## Problem description
Where does the string "Enumerate" appear in the records? Copy every line that contains it.

___ The input

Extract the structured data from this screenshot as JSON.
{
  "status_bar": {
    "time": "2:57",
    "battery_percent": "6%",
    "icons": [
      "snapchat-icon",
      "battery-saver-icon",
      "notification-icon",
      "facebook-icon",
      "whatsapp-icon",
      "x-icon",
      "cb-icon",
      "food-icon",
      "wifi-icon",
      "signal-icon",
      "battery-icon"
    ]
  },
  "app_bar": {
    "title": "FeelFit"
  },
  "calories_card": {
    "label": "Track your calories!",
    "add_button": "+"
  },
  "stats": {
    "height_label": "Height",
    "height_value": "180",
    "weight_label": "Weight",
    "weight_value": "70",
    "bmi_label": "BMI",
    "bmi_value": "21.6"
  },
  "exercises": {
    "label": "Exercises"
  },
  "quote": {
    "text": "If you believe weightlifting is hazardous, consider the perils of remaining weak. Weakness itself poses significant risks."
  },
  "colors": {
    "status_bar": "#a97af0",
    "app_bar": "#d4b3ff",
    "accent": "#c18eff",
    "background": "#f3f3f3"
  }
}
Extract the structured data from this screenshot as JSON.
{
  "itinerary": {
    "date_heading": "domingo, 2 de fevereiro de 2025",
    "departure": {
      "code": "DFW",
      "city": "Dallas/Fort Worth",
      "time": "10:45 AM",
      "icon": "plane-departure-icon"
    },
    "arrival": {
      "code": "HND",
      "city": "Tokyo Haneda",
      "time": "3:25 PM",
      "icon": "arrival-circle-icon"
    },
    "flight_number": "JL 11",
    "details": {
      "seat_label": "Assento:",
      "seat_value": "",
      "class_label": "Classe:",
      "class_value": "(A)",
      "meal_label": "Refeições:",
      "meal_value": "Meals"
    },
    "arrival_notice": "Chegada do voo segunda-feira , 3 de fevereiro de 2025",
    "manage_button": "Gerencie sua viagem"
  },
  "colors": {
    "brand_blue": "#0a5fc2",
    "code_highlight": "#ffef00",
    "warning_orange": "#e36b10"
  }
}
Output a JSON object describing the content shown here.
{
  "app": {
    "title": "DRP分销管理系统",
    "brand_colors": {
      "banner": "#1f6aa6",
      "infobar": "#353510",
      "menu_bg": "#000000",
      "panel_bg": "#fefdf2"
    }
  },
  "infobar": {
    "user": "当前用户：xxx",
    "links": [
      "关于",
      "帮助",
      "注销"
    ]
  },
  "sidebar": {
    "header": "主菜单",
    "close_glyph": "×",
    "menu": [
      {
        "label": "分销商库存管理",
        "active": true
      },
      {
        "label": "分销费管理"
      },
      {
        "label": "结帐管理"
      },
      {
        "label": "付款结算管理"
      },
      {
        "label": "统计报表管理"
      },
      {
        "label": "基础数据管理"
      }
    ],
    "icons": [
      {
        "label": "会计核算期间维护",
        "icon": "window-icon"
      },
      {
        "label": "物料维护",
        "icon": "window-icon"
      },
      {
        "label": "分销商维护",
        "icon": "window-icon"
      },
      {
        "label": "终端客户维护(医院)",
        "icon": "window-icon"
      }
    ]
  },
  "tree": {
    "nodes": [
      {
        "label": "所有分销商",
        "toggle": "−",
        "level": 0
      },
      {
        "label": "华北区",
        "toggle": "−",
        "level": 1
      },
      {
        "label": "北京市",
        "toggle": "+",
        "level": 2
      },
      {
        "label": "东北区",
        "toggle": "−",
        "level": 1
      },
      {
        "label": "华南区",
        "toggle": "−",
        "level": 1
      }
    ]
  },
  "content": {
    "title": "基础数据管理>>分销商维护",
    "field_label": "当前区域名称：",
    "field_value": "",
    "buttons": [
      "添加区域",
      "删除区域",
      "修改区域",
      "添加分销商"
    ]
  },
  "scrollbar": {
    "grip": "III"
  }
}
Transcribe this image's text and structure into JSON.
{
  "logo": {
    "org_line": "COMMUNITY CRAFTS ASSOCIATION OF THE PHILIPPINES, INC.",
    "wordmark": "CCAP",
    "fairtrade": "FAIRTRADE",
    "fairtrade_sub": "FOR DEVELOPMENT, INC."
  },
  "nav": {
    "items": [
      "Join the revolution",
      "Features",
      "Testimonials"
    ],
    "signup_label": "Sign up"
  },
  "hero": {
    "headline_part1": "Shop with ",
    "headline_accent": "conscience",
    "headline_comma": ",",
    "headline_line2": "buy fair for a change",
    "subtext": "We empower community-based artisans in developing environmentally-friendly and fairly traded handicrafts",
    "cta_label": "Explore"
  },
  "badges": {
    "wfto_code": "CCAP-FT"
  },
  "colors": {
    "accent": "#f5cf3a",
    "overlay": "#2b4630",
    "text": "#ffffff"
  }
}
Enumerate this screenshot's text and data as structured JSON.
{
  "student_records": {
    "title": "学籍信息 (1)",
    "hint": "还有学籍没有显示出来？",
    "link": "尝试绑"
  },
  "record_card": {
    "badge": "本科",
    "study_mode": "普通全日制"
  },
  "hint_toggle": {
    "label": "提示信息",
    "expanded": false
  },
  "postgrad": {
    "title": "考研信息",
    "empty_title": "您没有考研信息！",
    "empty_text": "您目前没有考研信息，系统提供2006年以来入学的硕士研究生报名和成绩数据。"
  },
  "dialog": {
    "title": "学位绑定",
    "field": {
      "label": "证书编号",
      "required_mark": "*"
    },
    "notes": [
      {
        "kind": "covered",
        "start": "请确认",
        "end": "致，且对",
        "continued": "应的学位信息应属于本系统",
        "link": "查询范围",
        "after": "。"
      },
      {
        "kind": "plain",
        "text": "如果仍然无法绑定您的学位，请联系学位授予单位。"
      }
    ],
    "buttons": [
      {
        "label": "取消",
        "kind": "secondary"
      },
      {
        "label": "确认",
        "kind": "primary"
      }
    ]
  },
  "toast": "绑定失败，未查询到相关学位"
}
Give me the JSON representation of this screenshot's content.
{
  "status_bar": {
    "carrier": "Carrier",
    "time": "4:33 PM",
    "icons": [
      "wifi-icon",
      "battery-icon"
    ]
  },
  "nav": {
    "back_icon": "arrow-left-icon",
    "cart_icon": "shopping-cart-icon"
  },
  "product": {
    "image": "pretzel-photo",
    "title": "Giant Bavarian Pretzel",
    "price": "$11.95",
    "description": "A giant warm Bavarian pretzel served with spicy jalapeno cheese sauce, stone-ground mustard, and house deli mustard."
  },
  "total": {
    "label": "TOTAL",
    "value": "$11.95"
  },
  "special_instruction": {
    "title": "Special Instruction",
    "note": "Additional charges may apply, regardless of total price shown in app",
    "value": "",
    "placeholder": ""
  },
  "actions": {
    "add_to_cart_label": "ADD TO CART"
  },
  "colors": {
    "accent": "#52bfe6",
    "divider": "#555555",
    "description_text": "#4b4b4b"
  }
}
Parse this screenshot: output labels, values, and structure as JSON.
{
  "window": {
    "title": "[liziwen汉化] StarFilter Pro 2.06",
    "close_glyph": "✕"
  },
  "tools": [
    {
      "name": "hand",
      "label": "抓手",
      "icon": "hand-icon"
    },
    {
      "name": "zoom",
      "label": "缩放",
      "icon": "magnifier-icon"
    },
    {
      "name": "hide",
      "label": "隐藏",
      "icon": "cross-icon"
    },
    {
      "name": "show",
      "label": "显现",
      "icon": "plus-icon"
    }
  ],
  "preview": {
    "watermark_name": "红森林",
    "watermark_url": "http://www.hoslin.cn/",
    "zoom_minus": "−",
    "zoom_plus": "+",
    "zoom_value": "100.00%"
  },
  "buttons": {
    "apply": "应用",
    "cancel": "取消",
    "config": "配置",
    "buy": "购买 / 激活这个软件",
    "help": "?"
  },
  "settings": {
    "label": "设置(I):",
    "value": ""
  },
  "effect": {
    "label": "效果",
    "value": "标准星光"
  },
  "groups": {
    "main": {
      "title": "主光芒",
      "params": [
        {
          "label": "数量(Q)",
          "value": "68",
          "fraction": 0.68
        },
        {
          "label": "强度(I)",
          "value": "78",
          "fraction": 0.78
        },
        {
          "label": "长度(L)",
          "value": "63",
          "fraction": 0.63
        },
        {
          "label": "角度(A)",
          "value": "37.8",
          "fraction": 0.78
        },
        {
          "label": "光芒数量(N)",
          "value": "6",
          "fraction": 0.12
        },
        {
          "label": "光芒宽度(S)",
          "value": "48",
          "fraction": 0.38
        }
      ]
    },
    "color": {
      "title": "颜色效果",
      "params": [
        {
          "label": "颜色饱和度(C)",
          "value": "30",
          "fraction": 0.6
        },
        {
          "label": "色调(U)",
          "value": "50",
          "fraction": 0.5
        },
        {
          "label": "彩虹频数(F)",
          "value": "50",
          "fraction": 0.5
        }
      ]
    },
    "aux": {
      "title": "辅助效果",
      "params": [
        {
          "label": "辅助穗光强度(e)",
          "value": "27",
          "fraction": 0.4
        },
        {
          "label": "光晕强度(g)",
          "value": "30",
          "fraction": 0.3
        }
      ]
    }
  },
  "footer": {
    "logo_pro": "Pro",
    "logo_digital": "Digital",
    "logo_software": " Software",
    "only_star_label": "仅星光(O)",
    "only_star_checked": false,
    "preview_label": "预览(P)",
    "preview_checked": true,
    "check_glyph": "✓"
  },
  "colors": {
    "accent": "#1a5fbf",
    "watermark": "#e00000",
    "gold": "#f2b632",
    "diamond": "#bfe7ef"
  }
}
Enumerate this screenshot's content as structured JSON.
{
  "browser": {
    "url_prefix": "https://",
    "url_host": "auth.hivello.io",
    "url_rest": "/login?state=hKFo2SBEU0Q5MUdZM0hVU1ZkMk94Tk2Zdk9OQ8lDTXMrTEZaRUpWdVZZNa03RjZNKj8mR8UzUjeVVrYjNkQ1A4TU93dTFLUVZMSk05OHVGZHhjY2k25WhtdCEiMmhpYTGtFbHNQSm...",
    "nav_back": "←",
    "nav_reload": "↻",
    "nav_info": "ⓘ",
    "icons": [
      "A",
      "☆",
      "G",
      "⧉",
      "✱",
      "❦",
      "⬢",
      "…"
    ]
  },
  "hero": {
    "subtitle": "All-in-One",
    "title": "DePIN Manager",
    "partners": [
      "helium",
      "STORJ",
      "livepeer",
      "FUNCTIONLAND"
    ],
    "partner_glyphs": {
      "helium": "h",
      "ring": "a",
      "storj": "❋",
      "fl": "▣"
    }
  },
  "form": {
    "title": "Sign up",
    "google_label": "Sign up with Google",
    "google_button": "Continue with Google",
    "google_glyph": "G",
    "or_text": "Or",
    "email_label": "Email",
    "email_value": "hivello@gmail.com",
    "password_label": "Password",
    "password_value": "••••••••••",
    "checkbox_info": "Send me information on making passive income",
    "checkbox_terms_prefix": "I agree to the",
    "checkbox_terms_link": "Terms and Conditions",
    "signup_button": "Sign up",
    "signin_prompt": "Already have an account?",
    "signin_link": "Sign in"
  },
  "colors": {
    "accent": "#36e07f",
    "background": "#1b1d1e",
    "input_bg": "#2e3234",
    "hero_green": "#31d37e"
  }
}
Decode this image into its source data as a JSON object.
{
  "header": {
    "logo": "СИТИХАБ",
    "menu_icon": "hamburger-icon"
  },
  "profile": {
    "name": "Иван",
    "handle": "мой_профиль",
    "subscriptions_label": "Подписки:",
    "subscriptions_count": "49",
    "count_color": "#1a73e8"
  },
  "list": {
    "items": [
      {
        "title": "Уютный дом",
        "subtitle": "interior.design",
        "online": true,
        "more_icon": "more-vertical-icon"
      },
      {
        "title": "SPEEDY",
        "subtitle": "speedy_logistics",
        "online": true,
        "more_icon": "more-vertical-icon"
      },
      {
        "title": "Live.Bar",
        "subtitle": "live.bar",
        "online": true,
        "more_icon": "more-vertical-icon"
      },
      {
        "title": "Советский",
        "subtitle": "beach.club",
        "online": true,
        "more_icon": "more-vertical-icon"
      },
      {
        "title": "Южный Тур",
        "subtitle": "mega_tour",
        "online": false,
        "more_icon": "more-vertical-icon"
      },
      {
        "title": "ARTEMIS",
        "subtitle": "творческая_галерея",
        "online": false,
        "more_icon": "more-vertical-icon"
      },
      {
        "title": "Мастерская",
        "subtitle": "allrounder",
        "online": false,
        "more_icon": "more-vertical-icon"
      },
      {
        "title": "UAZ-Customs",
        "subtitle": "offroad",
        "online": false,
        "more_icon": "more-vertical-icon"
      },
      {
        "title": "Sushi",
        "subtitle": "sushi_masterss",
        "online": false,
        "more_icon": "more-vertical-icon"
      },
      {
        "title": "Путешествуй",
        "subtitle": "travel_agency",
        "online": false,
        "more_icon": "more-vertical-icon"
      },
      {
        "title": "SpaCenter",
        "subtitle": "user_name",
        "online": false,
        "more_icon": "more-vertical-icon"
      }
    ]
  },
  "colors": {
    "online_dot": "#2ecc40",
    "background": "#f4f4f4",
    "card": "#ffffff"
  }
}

______

## The solution
Enumerate this screenshot's text and data as structured JSON.
Enumerate this screenshot's content as structured JSON.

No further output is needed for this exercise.